Stated goal>
Copy the data that follows exactly. Include no pictures.

== Raw data

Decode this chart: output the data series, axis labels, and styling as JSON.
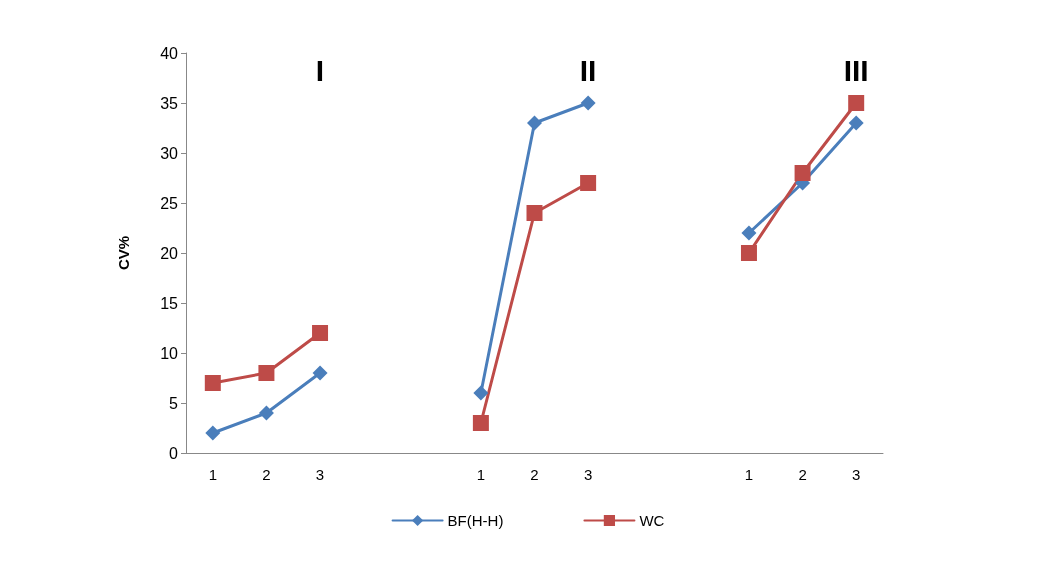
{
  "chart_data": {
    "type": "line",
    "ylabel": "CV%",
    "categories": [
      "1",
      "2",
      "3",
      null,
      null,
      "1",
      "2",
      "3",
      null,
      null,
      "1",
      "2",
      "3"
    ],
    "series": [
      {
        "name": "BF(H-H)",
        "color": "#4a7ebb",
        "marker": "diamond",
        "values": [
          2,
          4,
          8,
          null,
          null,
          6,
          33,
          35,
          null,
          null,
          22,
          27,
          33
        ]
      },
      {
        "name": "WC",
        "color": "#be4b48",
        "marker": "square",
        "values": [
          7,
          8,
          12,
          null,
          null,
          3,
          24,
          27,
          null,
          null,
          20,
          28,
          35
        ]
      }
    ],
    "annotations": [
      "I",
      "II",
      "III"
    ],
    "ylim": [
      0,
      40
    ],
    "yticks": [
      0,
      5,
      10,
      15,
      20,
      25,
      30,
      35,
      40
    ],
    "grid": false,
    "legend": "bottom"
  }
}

====

Result>
Decode this chart: output the data series, axis labels, and styling as JSON.
{
  "chart_data": {
    "type": "line",
    "ylabel": "CV%",
    "categories": [
      "1",
      "2",
      "3",
      null,
      null,
      "1",
      "2",
      "3",
      null,
      null,
      "1",
      "2",
      "3"
    ],
    "series": [
      {
        "name": "BF(H-H)",
        "color": "#4a7ebb",
        "marker": "diamond",
        "values": [
          2,
          4,
          8,
          null,
          null,
          6,
          33,
          35,
          null,
          null,
          22,
          27,
          33
        ]
      },
      {
        "name": "WC",
        "color": "#be4b48",
        "marker": "square",
        "values": [
          7,
          8,
          12,
          null,
          null,
          3,
          24,
          27,
          null,
          null,
          20,
          28,
          35
        ]
      }
    ],
    "annotations": [
      "I",
      "II",
      "III"
    ],
    "ylim": [
      0,
      40
    ],
    "yticks": [
      0,
      5,
      10,
      15,
      20,
      25,
      30,
      35,
      40
    ],
    "grid": false,
    "legend": "bottom"
  }
}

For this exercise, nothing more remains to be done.